→ **Set task**
Output every record word for word.

→ **Records shown**
◆ ◆ ◆ ◆

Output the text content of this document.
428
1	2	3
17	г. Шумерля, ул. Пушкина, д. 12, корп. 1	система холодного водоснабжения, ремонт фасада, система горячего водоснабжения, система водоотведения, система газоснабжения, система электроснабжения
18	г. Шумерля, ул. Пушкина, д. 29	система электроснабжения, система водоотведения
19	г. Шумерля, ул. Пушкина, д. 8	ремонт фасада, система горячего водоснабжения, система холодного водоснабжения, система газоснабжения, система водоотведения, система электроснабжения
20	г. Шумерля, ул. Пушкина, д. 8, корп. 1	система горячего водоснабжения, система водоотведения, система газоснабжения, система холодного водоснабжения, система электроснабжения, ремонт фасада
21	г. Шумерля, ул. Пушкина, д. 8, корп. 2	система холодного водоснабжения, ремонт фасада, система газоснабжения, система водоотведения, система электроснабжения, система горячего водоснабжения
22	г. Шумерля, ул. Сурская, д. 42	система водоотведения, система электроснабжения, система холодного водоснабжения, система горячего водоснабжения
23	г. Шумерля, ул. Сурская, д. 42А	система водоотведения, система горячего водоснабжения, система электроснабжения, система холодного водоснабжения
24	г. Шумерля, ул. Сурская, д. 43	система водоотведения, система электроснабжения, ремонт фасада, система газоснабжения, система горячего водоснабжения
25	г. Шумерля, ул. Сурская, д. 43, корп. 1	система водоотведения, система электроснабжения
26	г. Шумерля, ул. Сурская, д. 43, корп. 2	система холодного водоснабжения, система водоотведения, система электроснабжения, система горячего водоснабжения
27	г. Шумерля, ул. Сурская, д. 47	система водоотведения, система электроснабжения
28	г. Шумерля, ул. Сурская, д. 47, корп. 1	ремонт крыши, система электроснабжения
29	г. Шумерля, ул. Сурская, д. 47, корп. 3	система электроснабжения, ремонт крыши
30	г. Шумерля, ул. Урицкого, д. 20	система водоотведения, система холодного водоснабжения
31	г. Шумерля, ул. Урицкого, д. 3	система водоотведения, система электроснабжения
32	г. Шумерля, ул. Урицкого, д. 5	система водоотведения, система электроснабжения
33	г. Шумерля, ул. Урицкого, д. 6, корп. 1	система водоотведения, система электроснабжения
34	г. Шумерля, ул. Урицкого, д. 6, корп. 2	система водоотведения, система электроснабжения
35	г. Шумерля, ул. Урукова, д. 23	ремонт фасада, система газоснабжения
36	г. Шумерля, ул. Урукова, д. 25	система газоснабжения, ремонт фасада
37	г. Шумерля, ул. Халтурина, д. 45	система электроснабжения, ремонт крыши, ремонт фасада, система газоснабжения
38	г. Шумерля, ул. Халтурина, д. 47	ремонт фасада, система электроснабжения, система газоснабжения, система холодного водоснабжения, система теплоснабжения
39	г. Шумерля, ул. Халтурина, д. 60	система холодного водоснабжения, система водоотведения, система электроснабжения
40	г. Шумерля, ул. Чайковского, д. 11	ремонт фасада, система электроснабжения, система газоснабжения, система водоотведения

◆ ◆ ◆ ◆

→ **Exercise answer**
Output the text content of this document.
428
1	2	3
17	г. Шумерля, ул. Пушкина, д. 12, корп. 1	система холодного водоснабжения, ремонт фасада, система горячего водоснабжения, система водоотведения, система газоснабжения, система электроснабжения
18	г. Шумерля, ул. Пушкина, д. 29	система электроснабжения, система водоотведения
19	г. Шумерля, ул. Пушкина, д. 8	ремонт фасада, система горячего водоснабжения, система холодного водоснабжения, система газоснабжения, система водоотведения, система электроснабжения
20	г. Шумерля, ул. Пушкина, д. 8, корп. 1	система горячего водоснабжения, система водоотведения, система газоснабжения, система холодного водоснабжения, система электроснабжения, ремонт фасада
21	г. Шумерля, ул. Пушкина, д. 8, корп. 2	система холодного водоснабжения, ремонт фасада, система газоснабжения, система водоотведения, система электроснабжения, система горячего водоснабжения
22	г. Шумерля, ул. Сурская, д. 42	система водоотведения, система электроснабжения, система холодного водоснабжения, система горячего водоснабжения
23	г. Шумерля, ул. Сурская, д. 42А	система водоотведения, система горячего водоснабжения, система электроснабжения, система холодного водоснабжения
24	г. Шумерля, ул. Сурская, д. 43	система водоотведения, система электроснабжения, ремонт фасада, система газоснабжения, система горячего водоснабжения
25	г. Шумерля, ул. Сурская, д. 43, корп. 1	система водоотведения, система электроснабжения
26	г. Шумерля, ул. Сурская, д. 43, корп. 2	система холодного водоснабжения, система водоотведения, система электроснабжения, система горячего водоснабжения
27	г. Шумерля, ул. Сурская, д. 47	система водоотведения, система электроснабжения
28	г. Шумерля, ул. Сурская, д. 47, корп. 1	ремонт крыши, система электроснабжения
29	г. Шумерля, ул. Сурская, д. 47, корп. 3	система электроснабжения, ремонт крыши
30	г. Шумерля, ул. Урицкого, д. 20	система водоотведения, система холодного водоснабжения
31	г. Шумерля, ул. Урицкого, д. 3	система водоотведения, система электроснабжения
32	г. Шумерля, ул. Урицкого, д. 5	система водоотведения, система электроснабжения
33	г. Шумерля, ул. Урицкого, д. 6, корп. 1	система водоотведения, система электроснабжения
34	г. Шумерля, ул. Урицкого, д. 6, корп. 2	система водоотведения, система электроснабжения
35	г. Шумерля, ул. Урукова, д. 23	ремонт фасада, система газоснабжения
36	г. Шумерля, ул. Урукова, д. 25	система газоснабжения, ремонт фасада
37	г. Шумерля, ул. Халтурина, д. 45	система электроснабжения, ремонт крыши, ремонт фасада, система газоснабжения
38	г. Шумерля, ул. Халтурина, д. 47	ремонт фасада, система электроснабжения, система газоснабжения, система холодного водоснабжения, система теплоснабжения
39	г. Шумерля, ул. Халтурина, д. 60	система холодного водоснабжения, система водоотведения, система электроснабжения
40	г. Шумерля, ул. Чайковского, д. 11	ремонт фасада, система электроснабжения, система газоснабжения, система водоотведения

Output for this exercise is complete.